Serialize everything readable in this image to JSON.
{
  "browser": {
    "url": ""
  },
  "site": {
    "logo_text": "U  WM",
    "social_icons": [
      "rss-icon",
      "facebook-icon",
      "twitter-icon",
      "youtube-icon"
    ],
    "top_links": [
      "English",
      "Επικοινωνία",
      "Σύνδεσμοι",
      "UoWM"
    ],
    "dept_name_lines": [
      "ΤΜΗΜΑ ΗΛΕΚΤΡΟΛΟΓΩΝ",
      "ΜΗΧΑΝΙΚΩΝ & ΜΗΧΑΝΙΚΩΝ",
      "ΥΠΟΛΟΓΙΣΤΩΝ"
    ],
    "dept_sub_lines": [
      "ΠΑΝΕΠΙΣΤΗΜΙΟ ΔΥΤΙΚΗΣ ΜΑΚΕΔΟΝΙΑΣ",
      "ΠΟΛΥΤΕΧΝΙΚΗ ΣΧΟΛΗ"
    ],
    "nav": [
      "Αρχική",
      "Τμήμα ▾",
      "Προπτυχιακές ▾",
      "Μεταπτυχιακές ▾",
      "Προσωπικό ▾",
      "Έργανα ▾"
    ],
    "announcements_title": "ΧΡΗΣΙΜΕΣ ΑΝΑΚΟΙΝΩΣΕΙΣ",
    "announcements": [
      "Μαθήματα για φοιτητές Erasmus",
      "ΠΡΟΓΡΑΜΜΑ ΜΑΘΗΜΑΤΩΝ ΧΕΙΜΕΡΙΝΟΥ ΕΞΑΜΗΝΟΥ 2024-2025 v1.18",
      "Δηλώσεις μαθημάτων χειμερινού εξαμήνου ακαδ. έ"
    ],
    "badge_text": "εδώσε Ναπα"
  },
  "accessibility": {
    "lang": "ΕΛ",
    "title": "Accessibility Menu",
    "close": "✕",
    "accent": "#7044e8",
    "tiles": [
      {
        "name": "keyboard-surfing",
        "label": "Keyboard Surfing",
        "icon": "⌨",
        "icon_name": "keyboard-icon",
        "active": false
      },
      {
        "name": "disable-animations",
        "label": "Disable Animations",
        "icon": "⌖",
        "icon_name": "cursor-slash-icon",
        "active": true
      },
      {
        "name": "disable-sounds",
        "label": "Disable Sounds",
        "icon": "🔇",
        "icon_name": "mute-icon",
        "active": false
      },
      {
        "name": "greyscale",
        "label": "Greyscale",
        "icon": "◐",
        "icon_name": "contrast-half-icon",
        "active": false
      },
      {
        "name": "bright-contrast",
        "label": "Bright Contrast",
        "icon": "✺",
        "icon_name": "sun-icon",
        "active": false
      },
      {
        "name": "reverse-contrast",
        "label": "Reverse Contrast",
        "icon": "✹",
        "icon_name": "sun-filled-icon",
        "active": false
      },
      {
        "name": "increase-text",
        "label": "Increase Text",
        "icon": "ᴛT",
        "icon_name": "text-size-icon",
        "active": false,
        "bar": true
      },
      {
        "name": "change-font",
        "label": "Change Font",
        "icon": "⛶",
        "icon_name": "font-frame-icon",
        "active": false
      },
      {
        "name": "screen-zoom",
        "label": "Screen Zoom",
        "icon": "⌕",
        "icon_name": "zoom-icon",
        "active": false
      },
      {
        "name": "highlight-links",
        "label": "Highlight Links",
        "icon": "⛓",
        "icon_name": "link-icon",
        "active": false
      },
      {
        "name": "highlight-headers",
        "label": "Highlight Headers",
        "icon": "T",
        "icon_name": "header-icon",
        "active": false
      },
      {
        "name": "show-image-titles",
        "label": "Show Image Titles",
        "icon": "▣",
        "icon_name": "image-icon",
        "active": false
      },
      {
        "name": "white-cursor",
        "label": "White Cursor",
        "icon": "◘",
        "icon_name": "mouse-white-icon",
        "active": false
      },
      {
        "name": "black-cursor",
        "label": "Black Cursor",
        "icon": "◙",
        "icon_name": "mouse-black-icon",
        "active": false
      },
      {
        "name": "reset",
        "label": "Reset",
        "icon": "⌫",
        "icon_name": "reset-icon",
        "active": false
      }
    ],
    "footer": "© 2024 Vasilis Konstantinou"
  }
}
========
__SET EXERCISE__. Write out all records exactly, keeping every detail.

__SOLUTION__.
Serialize everything readable in this image to JSON.
{
  "browser": {
    "url": ""
  },
  "site": {
    "logo_text": "U  WM",
    "social_icons": [
      "rss-icon",
      "facebook-icon",
      "twitter-icon",
      "youtube-icon"
    ],
    "top_links": [
      "English",
      "Επικοινωνία",
      "Σύνδεσμοι",
      "UoWM"
    ],
    "dept_name_lines": [
      "ΤΜΗΜΑ ΗΛΕΚΤΡΟΛΟΓΩΝ",
      "ΜΗΧΑΝΙΚΩΝ & ΜΗΧΑΝΙΚΩΝ",
      "ΥΠΟΛΟΓΙΣΤΩΝ"
    ],
    "dept_sub_lines": [
      "ΠΑΝΕΠΙΣΤΗΜΙΟ ΔΥΤΙΚΗΣ ΜΑΚΕΔΟΝΙΑΣ",
      "ΠΟΛΥΤΕΧΝΙΚΗ ΣΧΟΛΗ"
    ],
    "nav": [
      "Αρχική",
      "Τμήμα ▾",
      "Προπτυχιακές ▾",
      "Μεταπτυχιακές ▾",
      "Προσωπικό ▾",
      "Έργανα ▾"
    ],
    "announcements_title": "ΧΡΗΣΙΜΕΣ ΑΝΑΚΟΙΝΩΣΕΙΣ",
    "announcements": [
      "Μαθήματα για φοιτητές Erasmus",
      "ΠΡΟΓΡΑΜΜΑ ΜΑΘΗΜΑΤΩΝ ΧΕΙΜΕΡΙΝΟΥ ΕΞΑΜΗΝΟΥ 2024-2025 v1.18",
      "Δηλώσεις μαθημάτων χειμερινού εξαμήνου ακαδ. έ"
    ],
    "badge_text": "εδώσε Ναπα"
  },
  "accessibility": {
    "lang": "ΕΛ",
    "title": "Accessibility Menu",
    "close": "✕",
    "accent": "#7044e8",
    "tiles": [
      {
        "name": "keyboard-surfing",
        "label": "Keyboard Surfing",
        "icon": "⌨",
        "icon_name": "keyboard-icon",
        "active": false
      },
      {
        "name": "disable-animations",
        "label": "Disable Animations",
        "icon": "⌖",
        "icon_name": "cursor-slash-icon",
        "active": true
      },
      {
        "name": "disable-sounds",
        "label": "Disable Sounds",
        "icon": "🔇",
        "icon_name": "mute-icon",
        "active": false
      },
      {
        "name": "greyscale",
        "label": "Greyscale",
        "icon": "◐",
        "icon_name": "contrast-half-icon",
        "active": false
      },
      {
        "name": "bright-contrast",
        "label": "Bright Contrast",
        "icon": "✺",
        "icon_name": "sun-icon",
        "active": false
      },
      {
        "name": "reverse-contrast",
        "label": "Reverse Contrast",
        "icon": "✹",
        "icon_name": "sun-filled-icon",
        "active": false
      },
      {
        "name": "increase-text",
        "label": "Increase Text",
        "icon": "ᴛT",
        "icon_name": "text-size-icon",
        "active": false,
        "bar": true
      },
      {
        "name": "change-font",
        "label": "Change Font",
        "icon": "⛶",
        "icon_name": "font-frame-icon",
        "active": false
      },
      {
        "name": "screen-zoom",
        "label": "Screen Zoom",
        "icon": "⌕",
        "icon_name": "zoom-icon",
        "active": false
      },
      {
        "name": "highlight-links",
        "label": "Highlight Links",
        "icon": "⛓",
        "icon_name": "link-icon",
        "active": false
      },
      {
        "name": "highlight-headers",
        "label": "Highlight Headers",
        "icon": "T",
        "icon_name": "header-icon",
        "active": false
      },
      {
        "name": "show-image-titles",
        "label": "Show Image Titles",
        "icon": "▣",
        "icon_name": "image-icon",
        "active": false
      },
      {
        "name": "white-cursor",
        "label": "White Cursor",
        "icon": "◘",
        "icon_name": "mouse-white-icon",
        "active": false
      },
      {
        "name": "black-cursor",
        "label": "Black Cursor",
        "icon": "◙",
        "icon_name": "mouse-black-icon",
        "active": false
      },
      {
        "name": "reset",
        "label": "Reset",
        "icon": "⌫",
        "icon_name": "reset-icon",
        "active": false
      }
    ],
    "footer": "© 2024 Vasilis Konstantinou"
  }
}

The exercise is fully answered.